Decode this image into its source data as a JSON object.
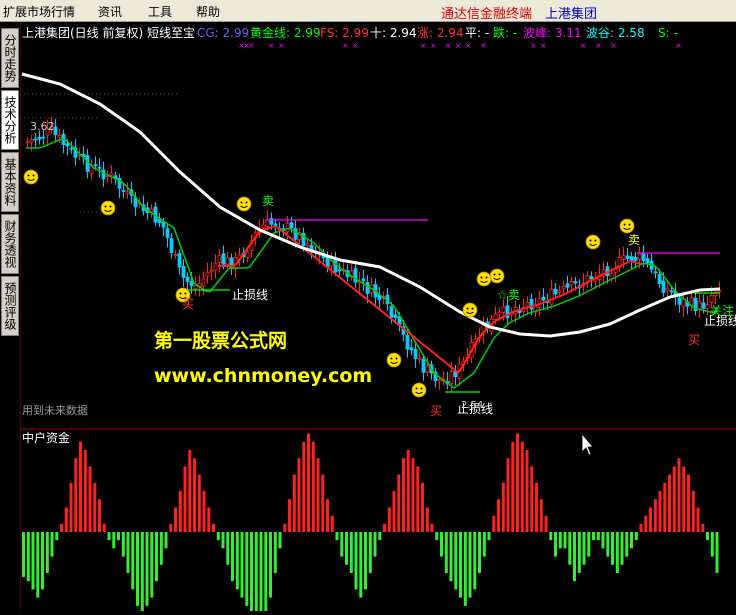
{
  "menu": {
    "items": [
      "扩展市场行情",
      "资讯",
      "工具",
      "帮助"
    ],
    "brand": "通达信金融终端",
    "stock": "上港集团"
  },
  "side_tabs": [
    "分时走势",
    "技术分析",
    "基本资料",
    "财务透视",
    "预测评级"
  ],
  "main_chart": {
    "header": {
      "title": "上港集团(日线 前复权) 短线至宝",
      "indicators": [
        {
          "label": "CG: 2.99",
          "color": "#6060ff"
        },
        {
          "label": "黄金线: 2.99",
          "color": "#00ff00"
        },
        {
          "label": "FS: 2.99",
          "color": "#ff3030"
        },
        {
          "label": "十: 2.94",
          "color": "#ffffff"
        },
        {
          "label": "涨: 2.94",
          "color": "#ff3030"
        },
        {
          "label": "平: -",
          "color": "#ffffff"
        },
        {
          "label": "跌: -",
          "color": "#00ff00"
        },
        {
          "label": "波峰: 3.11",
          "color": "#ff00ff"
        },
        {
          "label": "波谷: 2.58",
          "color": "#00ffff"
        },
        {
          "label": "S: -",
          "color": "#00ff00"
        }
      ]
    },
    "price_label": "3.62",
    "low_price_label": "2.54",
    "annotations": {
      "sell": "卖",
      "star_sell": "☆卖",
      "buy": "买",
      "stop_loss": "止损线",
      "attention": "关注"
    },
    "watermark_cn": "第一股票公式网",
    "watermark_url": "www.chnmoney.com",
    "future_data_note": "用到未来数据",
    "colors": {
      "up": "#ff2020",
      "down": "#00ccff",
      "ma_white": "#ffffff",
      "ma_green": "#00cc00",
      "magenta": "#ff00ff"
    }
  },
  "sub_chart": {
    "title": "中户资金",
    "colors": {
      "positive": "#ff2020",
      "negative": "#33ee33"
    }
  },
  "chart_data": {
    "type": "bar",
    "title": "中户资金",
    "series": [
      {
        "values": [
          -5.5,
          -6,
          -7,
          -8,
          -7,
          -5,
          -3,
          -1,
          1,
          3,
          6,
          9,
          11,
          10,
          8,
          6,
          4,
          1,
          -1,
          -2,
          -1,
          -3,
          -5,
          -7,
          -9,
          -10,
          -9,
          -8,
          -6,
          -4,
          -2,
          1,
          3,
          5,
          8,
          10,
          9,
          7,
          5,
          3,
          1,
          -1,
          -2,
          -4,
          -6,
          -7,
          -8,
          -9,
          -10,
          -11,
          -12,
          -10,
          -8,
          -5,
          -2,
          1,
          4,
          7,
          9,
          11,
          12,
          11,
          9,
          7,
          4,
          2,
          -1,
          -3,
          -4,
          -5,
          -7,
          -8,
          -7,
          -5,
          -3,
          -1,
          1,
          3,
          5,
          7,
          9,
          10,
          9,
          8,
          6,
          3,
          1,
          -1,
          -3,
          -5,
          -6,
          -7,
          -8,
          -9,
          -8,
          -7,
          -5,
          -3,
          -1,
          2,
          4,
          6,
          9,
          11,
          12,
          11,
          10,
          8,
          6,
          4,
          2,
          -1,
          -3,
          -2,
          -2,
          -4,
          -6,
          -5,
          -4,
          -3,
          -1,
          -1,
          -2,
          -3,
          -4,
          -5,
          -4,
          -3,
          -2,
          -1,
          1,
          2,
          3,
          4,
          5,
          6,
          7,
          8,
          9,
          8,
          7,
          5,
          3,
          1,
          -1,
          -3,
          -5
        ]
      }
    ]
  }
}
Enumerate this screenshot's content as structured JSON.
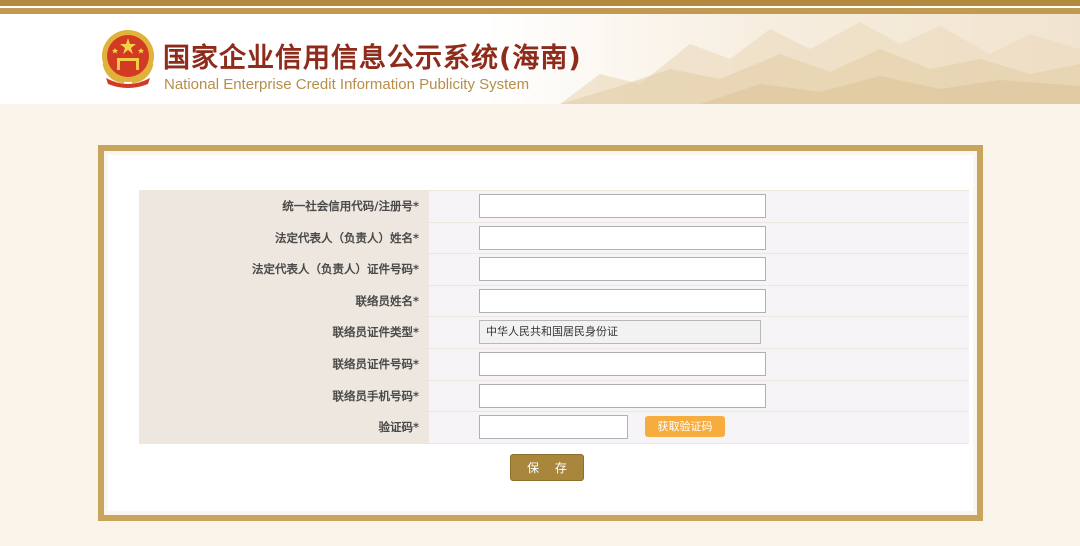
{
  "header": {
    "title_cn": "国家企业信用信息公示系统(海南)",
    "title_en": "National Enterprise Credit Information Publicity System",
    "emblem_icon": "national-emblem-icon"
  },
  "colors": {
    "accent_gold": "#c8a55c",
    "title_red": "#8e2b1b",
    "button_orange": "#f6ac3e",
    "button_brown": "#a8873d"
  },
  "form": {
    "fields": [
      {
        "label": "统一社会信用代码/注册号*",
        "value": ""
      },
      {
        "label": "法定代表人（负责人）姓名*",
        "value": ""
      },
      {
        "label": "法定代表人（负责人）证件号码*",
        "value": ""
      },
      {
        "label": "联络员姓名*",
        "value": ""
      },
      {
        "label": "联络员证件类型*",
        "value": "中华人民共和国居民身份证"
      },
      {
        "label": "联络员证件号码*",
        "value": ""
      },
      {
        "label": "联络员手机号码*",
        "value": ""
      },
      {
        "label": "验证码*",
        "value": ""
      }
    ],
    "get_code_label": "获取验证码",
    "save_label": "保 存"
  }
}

::::::::::

= TASK REQUIREMENTS =
Write out the whole listing exactly, and drop the pictures.

= SOLUTION FOR THIS EXERCISE =
Decode this image into its source data as a JSON object.
{
  "menu": {
    "items": [
      "扩展市场行情",
      "资讯",
      "工具",
      "帮助"
    ],
    "brand": "通达信金融终端",
    "stock": "上港集团"
  },
  "side_tabs": [
    "分时走势",
    "技术分析",
    "基本资料",
    "财务透视",
    "预测评级"
  ],
  "main_chart": {
    "header": {
      "title": "上港集团(日线 前复权) 短线至宝",
      "indicators": [
        {
          "label": "CG: 2.99",
          "color": "#6060ff"
        },
        {
          "label": "黄金线: 2.99",
          "color": "#00ff00"
        },
        {
          "label": "FS: 2.99",
          "color": "#ff3030"
        },
        {
          "label": "十: 2.94",
          "color": "#ffffff"
        },
        {
          "label": "涨: 2.94",
          "color": "#ff3030"
        },
        {
          "label": "平: -",
          "color": "#ffffff"
        },
        {
          "label": "跌: -",
          "color": "#00ff00"
        },
        {
          "label": "波峰: 3.11",
          "color": "#ff00ff"
        },
        {
          "label": "波谷: 2.58",
          "color": "#00ffff"
        },
        {
          "label": "S: -",
          "color": "#00ff00"
        }
      ]
    },
    "price_label": "3.62",
    "low_price_label": "2.54",
    "annotations": {
      "sell": "卖",
      "star_sell": "☆卖",
      "buy": "买",
      "stop_loss": "止损线",
      "attention": "关注"
    },
    "watermark_cn": "第一股票公式网",
    "watermark_url": "www.chnmoney.com",
    "future_data_note": "用到未来数据",
    "colors": {
      "up": "#ff2020",
      "down": "#00ccff",
      "ma_white": "#ffffff",
      "ma_green": "#00cc00",
      "magenta": "#ff00ff"
    }
  },
  "sub_chart": {
    "title": "中户资金",
    "colors": {
      "positive": "#ff2020",
      "negative": "#33ee33"
    }
  },
  "chart_data": {
    "type": "bar",
    "title": "中户资金",
    "series": [
      {
        "values": [
          -5.5,
          -6,
          -7,
          -8,
          -7,
          -5,
          -3,
          -1,
          1,
          3,
          6,
          9,
          11,
          10,
          8,
          6,
          4,
          1,
          -1,
          -2,
          -1,
          -3,
          -5,
          -7,
          -9,
          -10,
          -9,
          -8,
          -6,
          -4,
          -2,
          1,
          3,
          5,
          8,
          10,
          9,
          7,
          5,
          3,
          1,
          -1,
          -2,
          -4,
          -6,
          -7,
          -8,
          -9,
          -10,
          -11,
          -12,
          -10,
          -8,
          -5,
          -2,
          1,
          4,
          7,
          9,
          11,
          12,
          11,
          9,
          7,
          4,
          2,
          -1,
          -3,
          -4,
          -5,
          -7,
          -8,
          -7,
          -5,
          -3,
          -1,
          1,
          3,
          5,
          7,
          9,
          10,
          9,
          8,
          6,
          3,
          1,
          -1,
          -3,
          -5,
          -6,
          -7,
          -8,
          -9,
          -8,
          -7,
          -5,
          -3,
          -1,
          2,
          4,
          6,
          9,
          11,
          12,
          11,
          10,
          8,
          6,
          4,
          2,
          -1,
          -3,
          -2,
          -2,
          -4,
          -6,
          -5,
          -4,
          -3,
          -1,
          -1,
          -2,
          -3,
          -4,
          -5,
          -4,
          -3,
          -2,
          -1,
          1,
          2,
          3,
          4,
          5,
          6,
          7,
          8,
          9,
          8,
          7,
          5,
          3,
          1,
          -1,
          -3,
          -5
        ]
      }
    ]
  }
}
Enumerate this screenshot's content as structured JSON.
{
  "header": {
    "title_cn": "国家企业信用信息公示系统(海南)",
    "title_en": "National Enterprise Credit Information Publicity System",
    "emblem_icon": "national-emblem-icon"
  },
  "colors": {
    "accent_gold": "#c8a55c",
    "title_red": "#8e2b1b",
    "button_orange": "#f6ac3e",
    "button_brown": "#a8873d"
  },
  "form": {
    "fields": [
      {
        "label": "统一社会信用代码/注册号*",
        "value": ""
      },
      {
        "label": "法定代表人（负责人）姓名*",
        "value": ""
      },
      {
        "label": "法定代表人（负责人）证件号码*",
        "value": ""
      },
      {
        "label": "联络员姓名*",
        "value": ""
      },
      {
        "label": "联络员证件类型*",
        "value": "中华人民共和国居民身份证"
      },
      {
        "label": "联络员证件号码*",
        "value": ""
      },
      {
        "label": "联络员手机号码*",
        "value": ""
      },
      {
        "label": "验证码*",
        "value": ""
      }
    ],
    "get_code_label": "获取验证码",
    "save_label": "保 存"
  }
}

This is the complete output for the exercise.